----- Supplied information -----

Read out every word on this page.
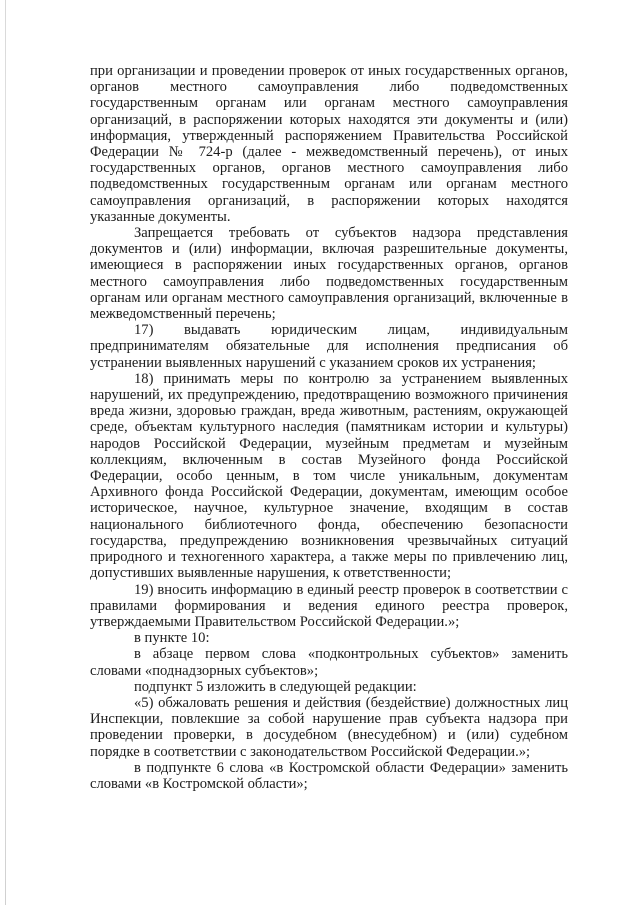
при организации и проведении проверок от иных государственных органов, органов местного самоуправления либо подведомственных государственным органам или органам местного самоуправления организаций, в распоряжении которых находятся эти документы и (или) информация, утвержденный распоряжением Правительства Российской Федерации № 724-р (далее - межведомственный перечень), от иных государственных органов, органов местного самоуправления либо подведомственных государственным органам или органам местного самоуправления организаций, в распоряжении которых находятся указанные документы.

Запрещается требовать от субъектов надзора представления документов и (или) информации, включая разрешительные документы, имеющиеся в распоряжении иных государственных органов, органов местного самоуправления либо подведомственных государственным органам или органам местного самоуправления организаций, включенные в межведомственный перечень;

17) выдавать юридическим лицам, индивидуальным предпринимателям обязательные для исполнения предписания об устранении выявленных нарушений с указанием сроков их устранения;

18) принимать меры по контролю за устранением выявленных нарушений, их предупреждению, предотвращению возможного причинения вреда жизни, здоровью граждан, вреда животным, растениям, окружающей среде, объектам культурного наследия (памятникам истории и культуры) народов Российской Федерации, музейным предметам и музейным коллекциям, включенным в состав Музейного фонда Российской Федерации, особо ценным, в том числе уникальным, документам Архивного фонда Российской Федерации, документам, имеющим особое историческое, научное, культурное значение, входящим в состав национального библиотечного фонда, обеспечению безопасности государства, предупреждению возникновения чрезвычайных ситуаций природного и техногенного характера, а также меры по привлечению лиц, допустивших выявленные нарушения, к ответственности;

19) вносить информацию в единый реестр проверок в соответствии с правилами формирования и ведения единого реестра проверок, утверждаемыми Правительством Российской Федерации.»;

в пункте 10:

в абзаце первом слова «подконтрольных субъектов» заменить словами «поднадзорных субъектов»;

подпункт 5 изложить в следующей редакции:

«5) обжаловать решения и действия (бездействие) должностных лиц Инспекции, повлекшие за собой нарушение прав субъекта надзора при проведении проверки, в досудебном (внесудебном) и (или) судебном порядке в соответствии с законодательством Российской Федерации.»;

в подпункте 6 слова «в Костромской области Федерации» заменить словами «в Костромской области»;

-----

**Work instructions:**
Work through the records line by line and tally those holding "документы". Reply with the number alone.

**Expected answer:**
2